In your copy, leave out the pictures and repeat the entries below exactly.

▶ **Data section**
-----

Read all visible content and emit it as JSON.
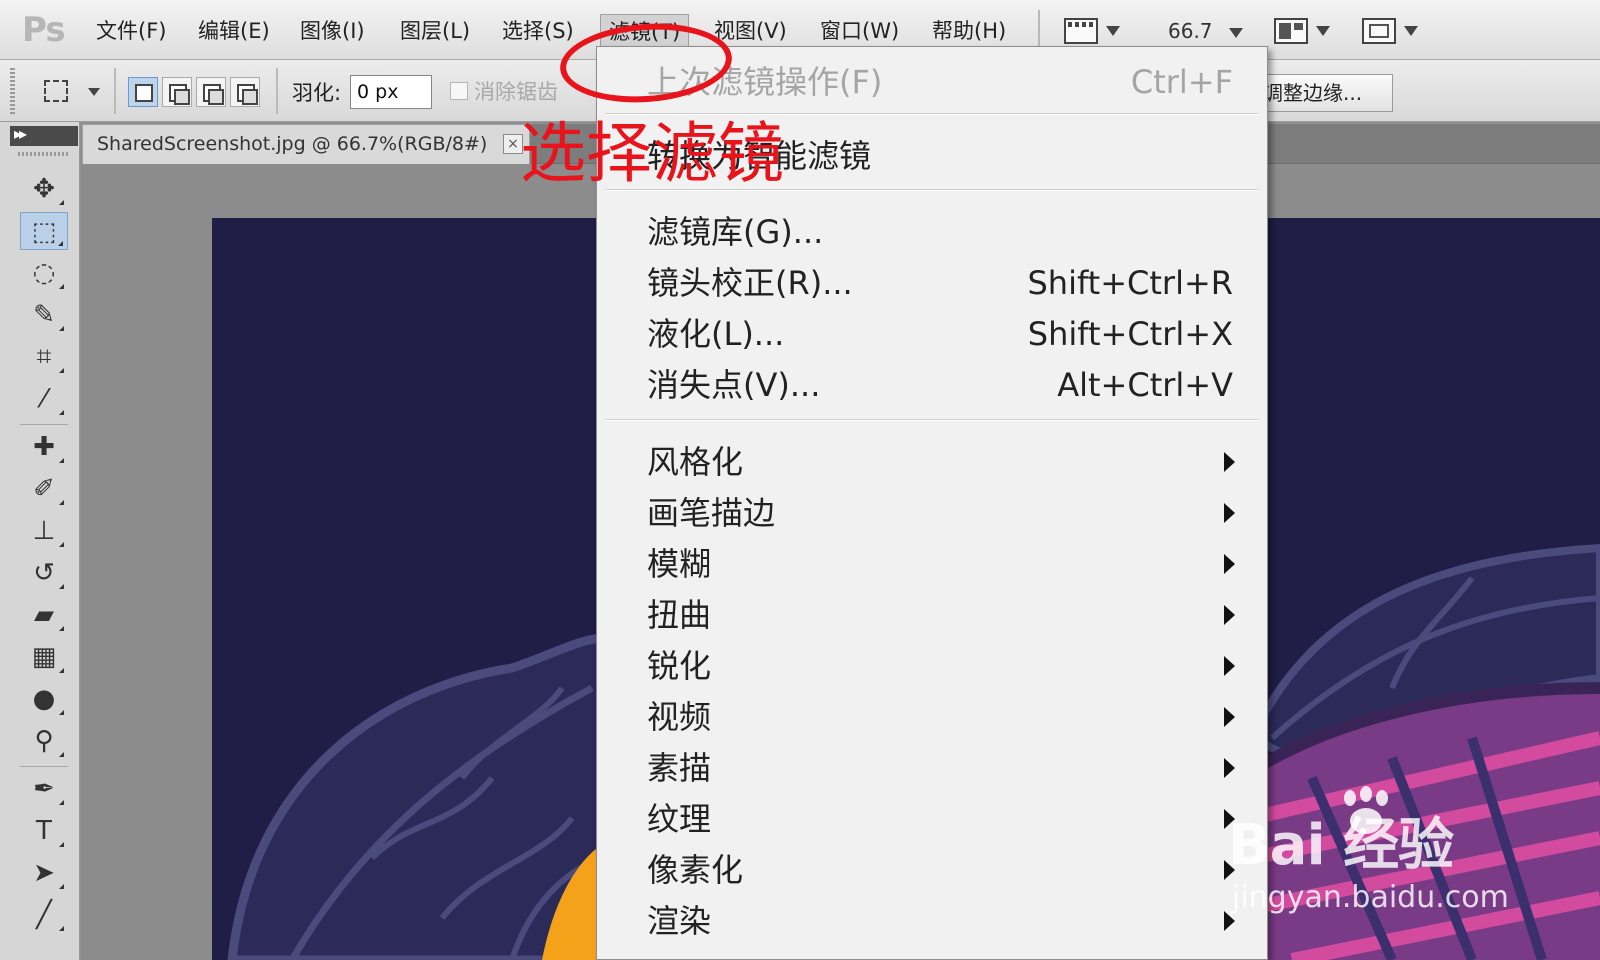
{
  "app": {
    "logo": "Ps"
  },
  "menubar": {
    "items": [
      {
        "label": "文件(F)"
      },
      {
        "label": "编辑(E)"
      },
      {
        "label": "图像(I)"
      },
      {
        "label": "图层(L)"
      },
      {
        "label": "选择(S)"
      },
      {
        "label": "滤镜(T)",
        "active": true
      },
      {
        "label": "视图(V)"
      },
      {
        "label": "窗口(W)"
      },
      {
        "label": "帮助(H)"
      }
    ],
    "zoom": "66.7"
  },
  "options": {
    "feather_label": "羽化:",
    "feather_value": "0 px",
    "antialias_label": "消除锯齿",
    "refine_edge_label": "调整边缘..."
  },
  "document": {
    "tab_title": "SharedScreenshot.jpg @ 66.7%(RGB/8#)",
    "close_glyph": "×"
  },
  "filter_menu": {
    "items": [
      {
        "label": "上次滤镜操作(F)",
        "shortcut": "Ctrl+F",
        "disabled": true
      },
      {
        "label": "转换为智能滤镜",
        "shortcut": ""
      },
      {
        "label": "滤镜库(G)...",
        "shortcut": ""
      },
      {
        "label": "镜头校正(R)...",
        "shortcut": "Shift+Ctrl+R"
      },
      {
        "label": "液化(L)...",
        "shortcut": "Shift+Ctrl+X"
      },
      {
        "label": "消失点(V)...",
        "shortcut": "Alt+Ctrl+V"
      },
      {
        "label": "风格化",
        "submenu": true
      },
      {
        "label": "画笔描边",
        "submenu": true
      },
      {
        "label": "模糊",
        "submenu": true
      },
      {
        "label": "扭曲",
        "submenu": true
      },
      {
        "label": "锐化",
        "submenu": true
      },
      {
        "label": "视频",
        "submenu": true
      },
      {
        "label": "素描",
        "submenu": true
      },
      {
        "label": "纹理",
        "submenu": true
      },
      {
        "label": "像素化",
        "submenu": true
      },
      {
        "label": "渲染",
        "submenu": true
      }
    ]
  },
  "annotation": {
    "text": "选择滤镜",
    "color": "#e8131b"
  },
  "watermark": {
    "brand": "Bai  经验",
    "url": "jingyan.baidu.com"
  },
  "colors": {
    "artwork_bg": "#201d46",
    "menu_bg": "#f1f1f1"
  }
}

-----

▶ **Answer to this problem**
Read all visible content and emit it as JSON.
{
  "app": {
    "logo": "Ps"
  },
  "menubar": {
    "items": [
      {
        "label": "文件(F)"
      },
      {
        "label": "编辑(E)"
      },
      {
        "label": "图像(I)"
      },
      {
        "label": "图层(L)"
      },
      {
        "label": "选择(S)"
      },
      {
        "label": "滤镜(T)",
        "active": true
      },
      {
        "label": "视图(V)"
      },
      {
        "label": "窗口(W)"
      },
      {
        "label": "帮助(H)"
      }
    ],
    "zoom": "66.7"
  },
  "options": {
    "feather_label": "羽化:",
    "feather_value": "0 px",
    "antialias_label": "消除锯齿",
    "refine_edge_label": "调整边缘..."
  },
  "document": {
    "tab_title": "SharedScreenshot.jpg @ 66.7%(RGB/8#)",
    "close_glyph": "×"
  },
  "filter_menu": {
    "items": [
      {
        "label": "上次滤镜操作(F)",
        "shortcut": "Ctrl+F",
        "disabled": true
      },
      {
        "label": "转换为智能滤镜",
        "shortcut": ""
      },
      {
        "label": "滤镜库(G)...",
        "shortcut": ""
      },
      {
        "label": "镜头校正(R)...",
        "shortcut": "Shift+Ctrl+R"
      },
      {
        "label": "液化(L)...",
        "shortcut": "Shift+Ctrl+X"
      },
      {
        "label": "消失点(V)...",
        "shortcut": "Alt+Ctrl+V"
      },
      {
        "label": "风格化",
        "submenu": true
      },
      {
        "label": "画笔描边",
        "submenu": true
      },
      {
        "label": "模糊",
        "submenu": true
      },
      {
        "label": "扭曲",
        "submenu": true
      },
      {
        "label": "锐化",
        "submenu": true
      },
      {
        "label": "视频",
        "submenu": true
      },
      {
        "label": "素描",
        "submenu": true
      },
      {
        "label": "纹理",
        "submenu": true
      },
      {
        "label": "像素化",
        "submenu": true
      },
      {
        "label": "渲染",
        "submenu": true
      }
    ]
  },
  "annotation": {
    "text": "选择滤镜",
    "color": "#e8131b"
  },
  "watermark": {
    "brand": "Bai  经验",
    "url": "jingyan.baidu.com"
  },
  "colors": {
    "artwork_bg": "#201d46",
    "menu_bg": "#f1f1f1"
  }
}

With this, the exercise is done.